■ **OBJECTIVE**: Scan the data beneath this task and copy each line that includes "ejercicio".

■ **DATASET RECORDS**:

--

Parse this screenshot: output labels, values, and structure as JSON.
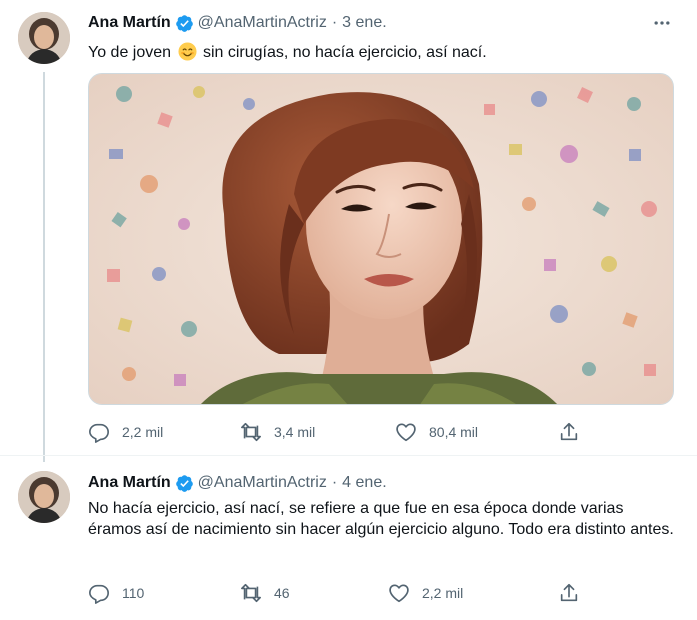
{
  "tweets": [
    {
      "name": "Ana Martín",
      "handle": "@AnaMartinActriz",
      "separator": "·",
      "time": "3 ene.",
      "text_before_emoji": "Yo de joven",
      "emoji": "smiling-face-icon",
      "text_after_emoji": "sin cirugías, no hacía ejercicio, así nací.",
      "replies": "2,2 mil",
      "retweets": "3,4 mil",
      "likes": "80,4 mil"
    },
    {
      "name": "Ana Martín",
      "handle": "@AnaMartinActriz",
      "separator": "·",
      "time": "4 ene.",
      "text": "No hacía ejercicio, así nací, se refiere a que fue en esa época donde varias éramos así de nacimiento sin hacer algún ejercicio alguno. Todo era distinto antes.",
      "replies": "110",
      "retweets": "46",
      "likes": "2,2 mil"
    }
  ],
  "colors": {
    "text": "#0f1419",
    "secondary": "#536471",
    "verified": "#1d9bf0",
    "thread_line": "#cfd9de"
  }
}
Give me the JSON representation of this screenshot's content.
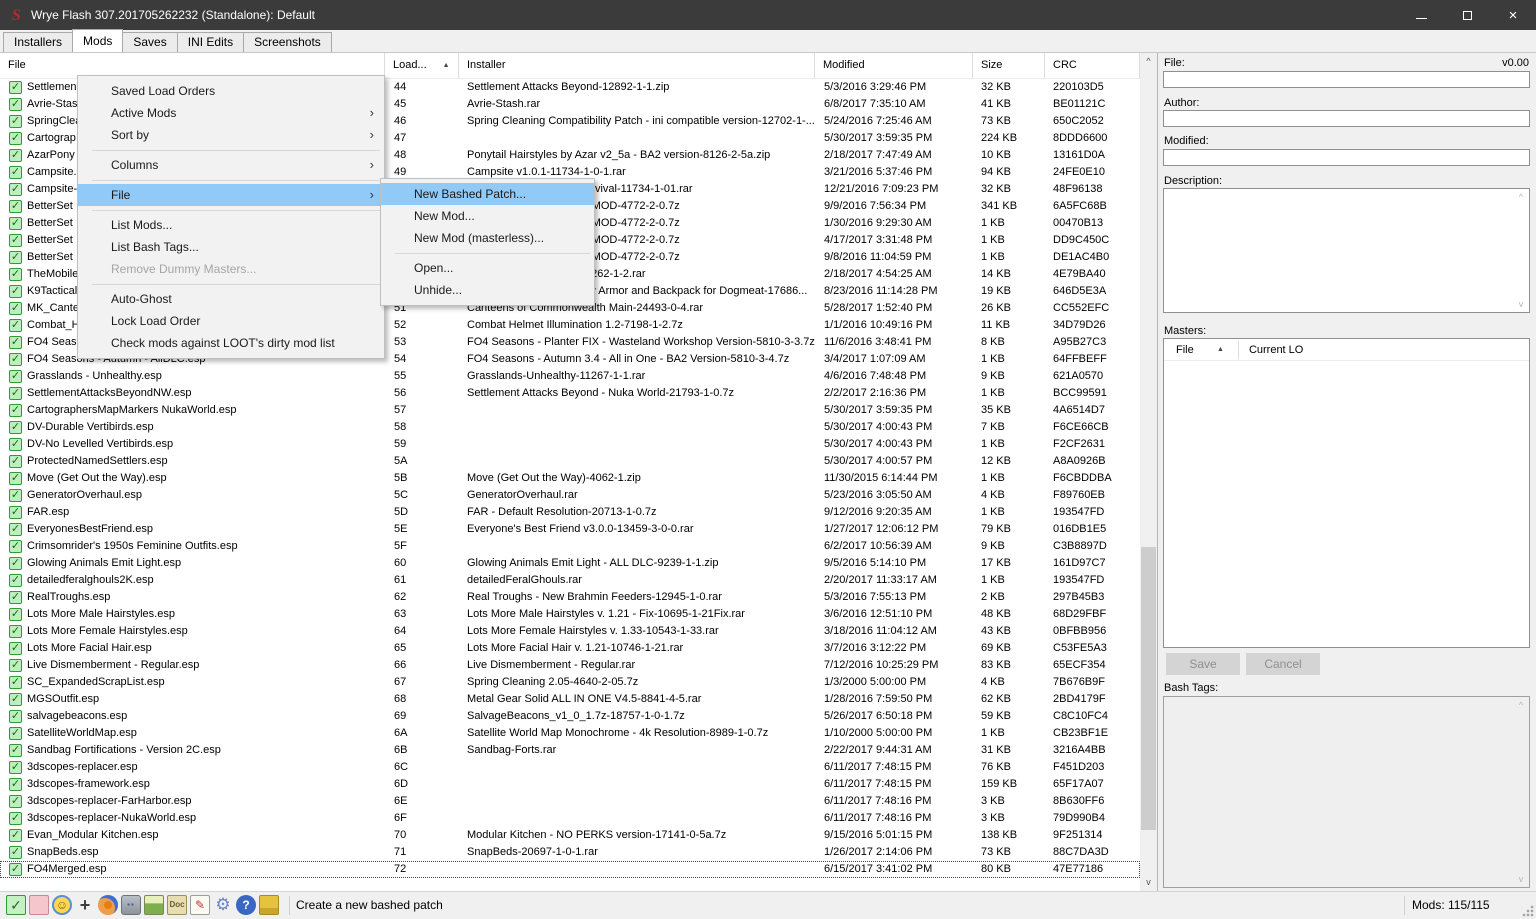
{
  "window": {
    "title": "Wrye Flash 307.201705262232 (Standalone): Default"
  },
  "tabs": [
    {
      "label": "Installers",
      "active": false
    },
    {
      "label": "Mods",
      "active": true
    },
    {
      "label": "Saves",
      "active": false
    },
    {
      "label": "INI Edits",
      "active": false
    },
    {
      "label": "Screenshots",
      "active": false
    }
  ],
  "mod_table": {
    "columns": [
      "File",
      "Load...",
      "Installer",
      "Modified",
      "Size",
      "CRC"
    ],
    "rows": [
      {
        "file": "Settlemen",
        "load": "44",
        "installer": "Settlement Attacks Beyond-12892-1-1.zip",
        "modified": "5/3/2016 3:29:46 PM",
        "size": "32 KB",
        "crc": "220103D5"
      },
      {
        "file": "Avrie-Stas",
        "load": "45",
        "installer": "Avrie-Stash.rar",
        "modified": "6/8/2017 7:35:10 AM",
        "size": "41 KB",
        "crc": "BE01121C"
      },
      {
        "file": "SpringClea",
        "load": "46",
        "installer": "Spring Cleaning Compatibility Patch - ini compatible version-12702-1-...",
        "modified": "5/24/2016 7:25:46 AM",
        "size": "73 KB",
        "crc": "650C2052"
      },
      {
        "file": "Cartograp",
        "load": "47",
        "installer": "",
        "modified": "5/30/2017 3:59:35 PM",
        "size": "224 KB",
        "crc": "8DDD6600"
      },
      {
        "file": "AzarPony",
        "load": "48",
        "installer": "Ponytail Hairstyles by Azar v2_5a - BA2 version-8126-2-5a.zip",
        "modified": "2/18/2017 7:47:49 AM",
        "size": "10 KB",
        "crc": "13161D0A"
      },
      {
        "file": "Campsite.",
        "load": "49",
        "installer": "Campsite v1.0.1-11734-1-0-1.rar",
        "modified": "3/21/2016 5:37:46 PM",
        "size": "94 KB",
        "crc": "24FE0E10"
      },
      {
        "file": "Campsite-",
        "load": "4A",
        "installer": "Campsite - Wasteland Survival-11734-1-01.rar",
        "modified": "12/21/2016 7:09:23 PM",
        "size": "32 KB",
        "crc": "48F96138"
      },
      {
        "file": "BetterSet",
        "load": "4B",
        "installer": "Better Settlers Master FOMOD-4772-2-0.7z",
        "modified": "9/9/2016 7:56:34 PM",
        "size": "341 KB",
        "crc": "6A5FC68B"
      },
      {
        "file": "BetterSet",
        "load": "4C",
        "installer": "Better Settlers Master FOMOD-4772-2-0.7z",
        "modified": "1/30/2016 9:29:30 AM",
        "size": "1 KB",
        "crc": "00470B13"
      },
      {
        "file": "BetterSet",
        "load": "4D",
        "installer": "Better Settlers Master FOMOD-4772-2-0.7z",
        "modified": "4/17/2017 3:31:48 PM",
        "size": "1 KB",
        "crc": "DD9C450C"
      },
      {
        "file": "BetterSet",
        "load": "4E",
        "installer": "Better Settlers Master FOMOD-4772-2-0.7z",
        "modified": "9/8/2016 11:04:59 PM",
        "size": "1 KB",
        "crc": "DE1AC4B0"
      },
      {
        "file": "TheMobile",
        "load": "4F",
        "installer": "Mobile Mechanic Beta-18262-1-2.rar",
        "modified": "2/18/2017 4:54:25 AM",
        "size": "14 KB",
        "crc": "4E79BA40"
      },
      {
        "file": "K9Tactical",
        "load": "50",
        "installer": "K-9 Harness Tactical Body Armor and Backpack for Dogmeat-17686...",
        "modified": "8/23/2016 11:14:28 PM",
        "size": "19 KB",
        "crc": "646D5E3A"
      },
      {
        "file": "MK_Cante",
        "load": "51",
        "installer": "Canteens of Commonwealth Main-24493-0-4.rar",
        "modified": "5/28/2017 1:52:40 PM",
        "size": "26 KB",
        "crc": "CC552EFC"
      },
      {
        "file": "Combat_H",
        "load": "52",
        "installer": "Combat Helmet Illumination 1.2-7198-1-2.7z",
        "modified": "1/1/2016 10:49:16 PM",
        "size": "11 KB",
        "crc": "34D79D26"
      },
      {
        "file": "FO4 Seas",
        "load": "53",
        "installer": "FO4 Seasons - Planter FIX - Wasteland Workshop Version-5810-3-3.7z",
        "modified": "11/6/2016 3:48:41 PM",
        "size": "8 KB",
        "crc": "A95B27C3"
      },
      {
        "file": "FO4 Seasons - Autumn - AllDLC.esp",
        "load": "54",
        "installer": "FO4 Seasons - Autumn 3.4 - All in One - BA2 Version-5810-3-4.7z",
        "modified": "3/4/2017 1:07:09 AM",
        "size": "1 KB",
        "crc": "64FFBEFF"
      },
      {
        "file": "Grasslands - Unhealthy.esp",
        "load": "55",
        "installer": "Grasslands-Unhealthy-11267-1-1.rar",
        "modified": "4/6/2016 7:48:48 PM",
        "size": "9 KB",
        "crc": "621A0570"
      },
      {
        "file": "SettlementAttacksBeyondNW.esp",
        "load": "56",
        "installer": "Settlement Attacks Beyond - Nuka World-21793-1-0.7z",
        "modified": "2/2/2017 2:16:36 PM",
        "size": "1 KB",
        "crc": "BCC99591"
      },
      {
        "file": "CartographersMapMarkers NukaWorld.esp",
        "load": "57",
        "installer": "",
        "modified": "5/30/2017 3:59:35 PM",
        "size": "35 KB",
        "crc": "4A6514D7"
      },
      {
        "file": "DV-Durable Vertibirds.esp",
        "load": "58",
        "installer": "",
        "modified": "5/30/2017 4:00:43 PM",
        "size": "7 KB",
        "crc": "F6CE66CB"
      },
      {
        "file": "DV-No Levelled Vertibirds.esp",
        "load": "59",
        "installer": "",
        "modified": "5/30/2017 4:00:43 PM",
        "size": "1 KB",
        "crc": "F2CF2631"
      },
      {
        "file": "ProtectedNamedSettlers.esp",
        "load": "5A",
        "installer": "",
        "modified": "5/30/2017 4:00:57 PM",
        "size": "12 KB",
        "crc": "A8A0926B"
      },
      {
        "file": "Move (Get Out the Way).esp",
        "load": "5B",
        "installer": "Move (Get Out the Way)-4062-1.zip",
        "modified": "11/30/2015 6:14:44 PM",
        "size": "1 KB",
        "crc": "F6CBDDBA"
      },
      {
        "file": "GeneratorOverhaul.esp",
        "load": "5C",
        "installer": "GeneratorOverhaul.rar",
        "modified": "5/23/2016 3:05:50 AM",
        "size": "4 KB",
        "crc": "F89760EB"
      },
      {
        "file": "FAR.esp",
        "load": "5D",
        "installer": "FAR - Default Resolution-20713-1-0.7z",
        "modified": "9/12/2016 9:20:35 AM",
        "size": "1 KB",
        "crc": "193547FD"
      },
      {
        "file": "EveryonesBestFriend.esp",
        "load": "5E",
        "installer": "Everyone's Best Friend v3.0.0-13459-3-0-0.rar",
        "modified": "1/27/2017 12:06:12 PM",
        "size": "79 KB",
        "crc": "016DB1E5"
      },
      {
        "file": "Crimsomrider's 1950s Feminine Outfits.esp",
        "load": "5F",
        "installer": "",
        "modified": "6/2/2017 10:56:39 AM",
        "size": "9 KB",
        "crc": "C3B8897D"
      },
      {
        "file": "Glowing Animals Emit Light.esp",
        "load": "60",
        "installer": "Glowing Animals Emit Light - ALL DLC-9239-1-1.zip",
        "modified": "9/5/2016 5:14:10 PM",
        "size": "17 KB",
        "crc": "161D97C7"
      },
      {
        "file": "detailedferalghouls2K.esp",
        "load": "61",
        "installer": "detailedFeralGhouls.rar",
        "modified": "2/20/2017 11:33:17 AM",
        "size": "1 KB",
        "crc": "193547FD"
      },
      {
        "file": "RealTroughs.esp",
        "load": "62",
        "installer": "Real Troughs - New Brahmin Feeders-12945-1-0.rar",
        "modified": "5/3/2016 7:55:13 PM",
        "size": "2 KB",
        "crc": "297B45B3"
      },
      {
        "file": "Lots More Male Hairstyles.esp",
        "load": "63",
        "installer": "Lots More Male Hairstyles v. 1.21 - Fix-10695-1-21Fix.rar",
        "modified": "3/6/2016 12:51:10 PM",
        "size": "48 KB",
        "crc": "68D29FBF"
      },
      {
        "file": "Lots More Female Hairstyles.esp",
        "load": "64",
        "installer": "Lots More Female Hairstyles v. 1.33-10543-1-33.rar",
        "modified": "3/18/2016 11:04:12 AM",
        "size": "43 KB",
        "crc": "0BFBB956"
      },
      {
        "file": "Lots More Facial Hair.esp",
        "load": "65",
        "installer": "Lots More Facial Hair v. 1.21-10746-1-21.rar",
        "modified": "3/7/2016 3:12:22 PM",
        "size": "69 KB",
        "crc": "C53FE5A3"
      },
      {
        "file": "Live Dismemberment - Regular.esp",
        "load": "66",
        "installer": "Live Dismemberment - Regular.rar",
        "modified": "7/12/2016 10:25:29 PM",
        "size": "83 KB",
        "crc": "65ECF354"
      },
      {
        "file": "SC_ExpandedScrapList.esp",
        "load": "67",
        "installer": "Spring Cleaning 2.05-4640-2-05.7z",
        "modified": "1/3/2000 5:00:00 PM",
        "size": "4 KB",
        "crc": "7B676B9F"
      },
      {
        "file": "MGSOutfit.esp",
        "load": "68",
        "installer": "Metal Gear Solid ALL IN ONE V4.5-8841-4-5.rar",
        "modified": "1/28/2016 7:59:50 PM",
        "size": "62 KB",
        "crc": "2BD4179F"
      },
      {
        "file": "salvagebeacons.esp",
        "load": "69",
        "installer": "SalvageBeacons_v1_0_1.7z-18757-1-0-1.7z",
        "modified": "5/26/2017 6:50:18 PM",
        "size": "59 KB",
        "crc": "C8C10FC4"
      },
      {
        "file": "SatelliteWorldMap.esp",
        "load": "6A",
        "installer": "Satellite World Map Monochrome - 4k Resolution-8989-1-0.7z",
        "modified": "1/10/2000 5:00:00 PM",
        "size": "1 KB",
        "crc": "CB23BF1E"
      },
      {
        "file": "Sandbag Fortifications - Version 2C.esp",
        "load": "6B",
        "installer": "Sandbag-Forts.rar",
        "modified": "2/22/2017 9:44:31 AM",
        "size": "31 KB",
        "crc": "3216A4BB"
      },
      {
        "file": "3dscopes-replacer.esp",
        "load": "6C",
        "installer": "",
        "modified": "6/11/2017 7:48:15 PM",
        "size": "76 KB",
        "crc": "F451D203"
      },
      {
        "file": "3dscopes-framework.esp",
        "load": "6D",
        "installer": "",
        "modified": "6/11/2017 7:48:15 PM",
        "size": "159 KB",
        "crc": "65F17A07"
      },
      {
        "file": "3dscopes-replacer-FarHarbor.esp",
        "load": "6E",
        "installer": "",
        "modified": "6/11/2017 7:48:16 PM",
        "size": "3 KB",
        "crc": "8B630FF6"
      },
      {
        "file": "3dscopes-replacer-NukaWorld.esp",
        "load": "6F",
        "installer": "",
        "modified": "6/11/2017 7:48:16 PM",
        "size": "3 KB",
        "crc": "79D990B4"
      },
      {
        "file": "Evan_Modular Kitchen.esp",
        "load": "70",
        "installer": "Modular Kitchen - NO PERKS version-17141-0-5a.7z",
        "modified": "9/15/2016 5:01:15 PM",
        "size": "138 KB",
        "crc": "9F251314"
      },
      {
        "file": "SnapBeds.esp",
        "load": "71",
        "installer": "SnapBeds-20697-1-0-1.rar",
        "modified": "1/26/2017 2:14:06 PM",
        "size": "73 KB",
        "crc": "88C7DA3D"
      },
      {
        "file": "FO4Merged.esp",
        "load": "72",
        "installer": "",
        "modified": "6/15/2017 3:41:02 PM",
        "size": "80 KB",
        "crc": "47E77186",
        "selected": true
      }
    ]
  },
  "context_menu": {
    "items": [
      {
        "label": "Saved Load Orders"
      },
      {
        "label": "Active Mods",
        "submenu": true
      },
      {
        "label": "Sort by",
        "submenu": true
      },
      {
        "separator": true
      },
      {
        "label": "Columns",
        "submenu": true
      },
      {
        "separator": true
      },
      {
        "label": "File",
        "submenu": true,
        "highlighted": true
      },
      {
        "separator": true
      },
      {
        "label": "List Mods..."
      },
      {
        "label": "List Bash Tags..."
      },
      {
        "label": "Remove Dummy Masters...",
        "disabled": true
      },
      {
        "separator": true
      },
      {
        "label": "Auto-Ghost"
      },
      {
        "label": "Lock Load Order"
      },
      {
        "label": "Check mods against LOOT's dirty mod list"
      }
    ]
  },
  "file_submenu": {
    "items": [
      {
        "label": "New Bashed Patch...",
        "highlighted": true
      },
      {
        "label": "New Mod..."
      },
      {
        "label": "New Mod (masterless)..."
      },
      {
        "separator": true
      },
      {
        "label": "Open..."
      },
      {
        "label": "Unhide..."
      }
    ]
  },
  "details_panel": {
    "file_label": "File:",
    "version": "v0.00",
    "author_label": "Author:",
    "modified_label": "Modified:",
    "description_label": "Description:",
    "masters_label": "Masters:",
    "masters_columns": [
      "File",
      "Current LO"
    ],
    "save_label": "Save",
    "cancel_label": "Cancel",
    "bash_tags_label": "Bash Tags:"
  },
  "status_bar": {
    "icons": [
      {
        "name": "checked-checkbox-icon",
        "glyph": "✓"
      },
      {
        "name": "unchecked-checkbox-icon",
        "glyph": ""
      },
      {
        "name": "vault-boy-icon",
        "glyph": "☺"
      },
      {
        "name": "launcher-icon",
        "glyph": "+"
      },
      {
        "name": "blender-icon",
        "glyph": ""
      },
      {
        "name": "robot-icon",
        "glyph": "▪▪"
      },
      {
        "name": "image-editor-icon",
        "glyph": ""
      },
      {
        "name": "doc-browser-icon",
        "glyph": "Doc"
      },
      {
        "name": "mod-checker-icon",
        "glyph": "✎"
      },
      {
        "name": "settings-gear-icon",
        "glyph": "⚙"
      },
      {
        "name": "help-icon",
        "glyph": "?"
      },
      {
        "name": "bashmon-icon",
        "glyph": ""
      }
    ],
    "message": "Create a new bashed patch",
    "mods_count": "Mods: 115/115"
  }
}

--

■ **ANSWER TO THIS PROBLEM**:
      "text_after_emoji": "sin cirugías, no hacía ejercicio, así nací.",
      "text": "No hacía ejercicio, así nací, se refiere a que fue en esa época donde varias éramos así de nacimiento sin hacer algún ejercicio alguno. Todo era distinto antes.",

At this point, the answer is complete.